> [Stated task]:
Below is a listing; copy all of it exactly.

start

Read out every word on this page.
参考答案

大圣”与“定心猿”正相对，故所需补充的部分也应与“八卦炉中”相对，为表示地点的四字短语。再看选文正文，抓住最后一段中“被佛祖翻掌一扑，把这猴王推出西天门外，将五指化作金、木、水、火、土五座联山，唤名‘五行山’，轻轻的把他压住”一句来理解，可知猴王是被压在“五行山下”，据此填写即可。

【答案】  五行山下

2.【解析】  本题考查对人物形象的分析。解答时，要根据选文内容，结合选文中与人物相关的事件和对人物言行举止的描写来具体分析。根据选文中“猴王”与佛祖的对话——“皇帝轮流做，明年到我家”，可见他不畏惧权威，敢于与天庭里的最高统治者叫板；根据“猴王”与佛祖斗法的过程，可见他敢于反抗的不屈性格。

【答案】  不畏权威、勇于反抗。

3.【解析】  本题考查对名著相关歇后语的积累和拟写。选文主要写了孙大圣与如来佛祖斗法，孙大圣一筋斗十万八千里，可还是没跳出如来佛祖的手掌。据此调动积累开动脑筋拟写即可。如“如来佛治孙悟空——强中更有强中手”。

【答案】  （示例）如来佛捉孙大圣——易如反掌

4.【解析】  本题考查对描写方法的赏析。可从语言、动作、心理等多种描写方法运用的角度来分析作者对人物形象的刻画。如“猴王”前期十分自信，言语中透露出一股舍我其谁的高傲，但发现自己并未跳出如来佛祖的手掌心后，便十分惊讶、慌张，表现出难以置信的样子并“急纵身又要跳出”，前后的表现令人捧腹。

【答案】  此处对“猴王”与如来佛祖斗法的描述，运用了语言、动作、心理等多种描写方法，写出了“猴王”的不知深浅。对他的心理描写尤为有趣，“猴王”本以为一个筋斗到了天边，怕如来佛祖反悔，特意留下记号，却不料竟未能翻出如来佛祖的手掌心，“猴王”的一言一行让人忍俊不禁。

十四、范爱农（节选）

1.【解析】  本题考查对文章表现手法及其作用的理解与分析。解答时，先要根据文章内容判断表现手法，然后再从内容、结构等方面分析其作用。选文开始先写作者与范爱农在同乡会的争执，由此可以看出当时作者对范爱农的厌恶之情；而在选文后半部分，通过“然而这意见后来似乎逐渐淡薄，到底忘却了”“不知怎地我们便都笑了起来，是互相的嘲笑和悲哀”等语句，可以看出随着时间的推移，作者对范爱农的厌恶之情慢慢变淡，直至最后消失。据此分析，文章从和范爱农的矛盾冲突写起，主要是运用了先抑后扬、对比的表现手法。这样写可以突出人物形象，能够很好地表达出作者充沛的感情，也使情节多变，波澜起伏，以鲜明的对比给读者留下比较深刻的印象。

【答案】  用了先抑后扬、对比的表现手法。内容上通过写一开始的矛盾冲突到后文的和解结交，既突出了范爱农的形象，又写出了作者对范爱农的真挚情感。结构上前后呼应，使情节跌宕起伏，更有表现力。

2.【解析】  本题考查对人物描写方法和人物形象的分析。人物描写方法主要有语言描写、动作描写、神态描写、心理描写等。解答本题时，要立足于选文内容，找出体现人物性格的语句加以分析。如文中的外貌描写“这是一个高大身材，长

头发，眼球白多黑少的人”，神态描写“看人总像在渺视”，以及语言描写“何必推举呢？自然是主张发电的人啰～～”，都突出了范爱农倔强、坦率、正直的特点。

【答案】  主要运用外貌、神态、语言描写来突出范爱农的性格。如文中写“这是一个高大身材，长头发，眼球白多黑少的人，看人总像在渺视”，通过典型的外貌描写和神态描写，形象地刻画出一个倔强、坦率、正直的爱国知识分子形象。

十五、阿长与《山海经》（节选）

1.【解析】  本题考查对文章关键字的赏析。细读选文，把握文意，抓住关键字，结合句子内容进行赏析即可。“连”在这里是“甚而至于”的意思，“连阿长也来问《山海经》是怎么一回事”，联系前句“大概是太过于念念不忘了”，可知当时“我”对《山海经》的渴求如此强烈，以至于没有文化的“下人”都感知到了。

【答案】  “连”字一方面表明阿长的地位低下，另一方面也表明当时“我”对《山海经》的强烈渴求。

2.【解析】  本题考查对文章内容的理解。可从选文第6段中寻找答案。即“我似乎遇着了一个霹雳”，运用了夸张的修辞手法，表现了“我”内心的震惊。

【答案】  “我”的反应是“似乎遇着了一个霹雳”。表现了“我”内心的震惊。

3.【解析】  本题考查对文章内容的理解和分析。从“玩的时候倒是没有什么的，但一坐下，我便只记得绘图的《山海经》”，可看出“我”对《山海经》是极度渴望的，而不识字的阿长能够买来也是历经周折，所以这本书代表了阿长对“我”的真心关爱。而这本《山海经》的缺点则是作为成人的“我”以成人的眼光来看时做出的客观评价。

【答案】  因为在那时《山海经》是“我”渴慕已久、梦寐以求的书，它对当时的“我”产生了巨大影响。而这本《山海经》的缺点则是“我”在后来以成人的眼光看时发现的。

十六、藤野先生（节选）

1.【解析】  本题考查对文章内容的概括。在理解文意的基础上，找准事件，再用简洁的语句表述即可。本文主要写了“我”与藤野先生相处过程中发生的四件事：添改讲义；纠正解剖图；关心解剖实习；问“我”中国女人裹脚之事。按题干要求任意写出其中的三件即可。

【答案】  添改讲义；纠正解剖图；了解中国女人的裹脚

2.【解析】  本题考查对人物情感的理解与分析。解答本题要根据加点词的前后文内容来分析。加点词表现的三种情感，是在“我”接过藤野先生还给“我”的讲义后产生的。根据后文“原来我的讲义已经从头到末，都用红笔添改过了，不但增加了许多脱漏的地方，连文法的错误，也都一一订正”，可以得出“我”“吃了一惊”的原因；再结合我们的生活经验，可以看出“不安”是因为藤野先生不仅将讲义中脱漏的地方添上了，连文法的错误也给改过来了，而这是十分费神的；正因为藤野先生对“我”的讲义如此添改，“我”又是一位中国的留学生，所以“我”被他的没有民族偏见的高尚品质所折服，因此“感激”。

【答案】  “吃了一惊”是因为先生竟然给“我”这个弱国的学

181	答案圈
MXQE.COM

end

> [Result for this exercise]:
Read out every word on this page.
参考答案

大圣”与“定心猿”正相对，故所需补充的部分也应与“八卦炉中”相对，为表示地点的四字短语。再看选文正文，抓住最后一段中“被佛祖翻掌一扑，把这猴王推出西天门外，将五指化作金、木、水、火、土五座联山，唤名‘五行山’，轻轻的把他压住”一句来理解，可知猴王是被压在“五行山下”，据此填写即可。

【答案】  五行山下

2.【解析】  本题考查对人物形象的分析。解答时，要根据选文内容，结合选文中与人物相关的事件和对人物言行举止的描写来具体分析。根据选文中“猴王”与佛祖的对话——“皇帝轮流做，明年到我家”，可见他不畏惧权威，敢于与天庭里的最高统治者叫板；根据“猴王”与佛祖斗法的过程，可见他敢于反抗的不屈性格。

【答案】  不畏权威、勇于反抗。

3.【解析】  本题考查对名著相关歇后语的积累和拟写。选文主要写了孙大圣与如来佛祖斗法，孙大圣一筋斗十万八千里，可还是没跳出如来佛祖的手掌。据此调动积累开动脑筋拟写即可。如“如来佛治孙悟空——强中更有强中手”。

【答案】  （示例）如来佛捉孙大圣——易如反掌

4.【解析】  本题考查对描写方法的赏析。可从语言、动作、心理等多种描写方法运用的角度来分析作者对人物形象的刻画。如“猴王”前期十分自信，言语中透露出一股舍我其谁的高傲，但发现自己并未跳出如来佛祖的手掌心后，便十分惊讶、慌张，表现出难以置信的样子并“急纵身又要跳出”，前后的表现令人捧腹。

【答案】  此处对“猴王”与如来佛祖斗法的描述，运用了语言、动作、心理等多种描写方法，写出了“猴王”的不知深浅。对他的心理描写尤为有趣，“猴王”本以为一个筋斗到了天边，怕如来佛祖反悔，特意留下记号，却不料竟未能翻出如来佛祖的手掌心，“猴王”的一言一行让人忍俊不禁。

十四、范爱农（节选）

1.【解析】  本题考查对文章表现手法及其作用的理解与分析。解答时，先要根据文章内容判断表现手法，然后再从内容、结构等方面分析其作用。选文开始先写作者与范爱农在同乡会的争执，由此可以看出当时作者对范爱农的厌恶之情；而在选文后半部分，通过“然而这意见后来似乎逐渐淡薄，到底忘却了”“不知怎地我们便都笑了起来，是互相的嘲笑和悲哀”等语句，可以看出随着时间的推移，作者对范爱农的厌恶之情慢慢变淡，直至最后消失。据此分析，文章从和范爱农的矛盾冲突写起，主要是运用了先抑后扬、对比的表现手法。这样写可以突出人物形象，能够很好地表达出作者充沛的感情，也使情节多变，波澜起伏，以鲜明的对比给读者留下比较深刻的印象。

【答案】  用了先抑后扬、对比的表现手法。内容上通过写一开始的矛盾冲突到后文的和解结交，既突出了范爱农的形象，又写出了作者对范爱农的真挚情感。结构上前后呼应，使情节跌宕起伏，更有表现力。

2.【解析】  本题考查对人物描写方法和人物形象的分析。人物描写方法主要有语言描写、动作描写、神态描写、心理描写等。解答本题时，要立足于选文内容，找出体现人物性格的语句加以分析。如文中的外貌描写“这是一个高大身材，长

头发，眼球白多黑少的人”，神态描写“看人总像在渺视”，以及语言描写“何必推举呢？自然是主张发电的人啰～～”，都突出了范爱农倔强、坦率、正直的特点。

【答案】  主要运用外貌、神态、语言描写来突出范爱农的性格。如文中写“这是一个高大身材，长头发，眼球白多黑少的人，看人总像在渺视”，通过典型的外貌描写和神态描写，形象地刻画出一个倔强、坦率、正直的爱国知识分子形象。

十五、阿长与《山海经》（节选）

1.【解析】  本题考查对文章关键字的赏析。细读选文，把握文意，抓住关键字，结合句子内容进行赏析即可。“连”在这里是“甚而至于”的意思，“连阿长也来问《山海经》是怎么一回事”，联系前句“大概是太过于念念不忘了”，可知当时“我”对《山海经》的渴求如此强烈，以至于没有文化的“下人”都感知到了。

【答案】  “连”字一方面表明阿长的地位低下，另一方面也表明当时“我”对《山海经》的强烈渴求。

2.【解析】  本题考查对文章内容的理解。可从选文第6段中寻找答案。即“我似乎遇着了一个霹雳”，运用了夸张的修辞手法，表现了“我”内心的震惊。

【答案】  “我”的反应是“似乎遇着了一个霹雳”。表现了“我”内心的震惊。

3.【解析】  本题考查对文章内容的理解和分析。从“玩的时候倒是没有什么的，但一坐下，我便只记得绘图的《山海经》”，可看出“我”对《山海经》是极度渴望的，而不识字的阿长能够买来也是历经周折，所以这本书代表了阿长对“我”的真心关爱。而这本《山海经》的缺点则是作为成人的“我”以成人的眼光来看时做出的客观评价。

【答案】  因为在那时《山海经》是“我”渴慕已久、梦寐以求的书，它对当时的“我”产生了巨大影响。而这本《山海经》的缺点则是“我”在后来以成人的眼光看时发现的。

十六、藤野先生（节选）

1.【解析】  本题考查对文章内容的概括。在理解文意的基础上，找准事件，再用简洁的语句表述即可。本文主要写了“我”与藤野先生相处过程中发生的四件事：添改讲义；纠正解剖图；关心解剖实习；问“我”中国女人裹脚之事。按题干要求任意写出其中的三件即可。

【答案】  添改讲义；纠正解剖图；了解中国女人的裹脚

2.【解析】  本题考查对人物情感的理解与分析。解答本题要根据加点词的前后文内容来分析。加点词表现的三种情感，是在“我”接过藤野先生还给“我”的讲义后产生的。根据后文“原来我的讲义已经从头到末，都用红笔添改过了，不但增加了许多脱漏的地方，连文法的错误，也都一一订正”，可以得出“我”“吃了一惊”的原因；再结合我们的生活经验，可以看出“不安”是因为藤野先生不仅将讲义中脱漏的地方添上了，连文法的错误也给改过来了，而这是十分费神的；正因为藤野先生对“我”的讲义如此添改，“我”又是一位中国的留学生，所以“我”被他的没有民族偏见的高尚品质所折服，因此“感激”。

【答案】  “吃了一惊”是因为先生竟然给“我”这个弱国的学

181	答案圈
MXQE.COM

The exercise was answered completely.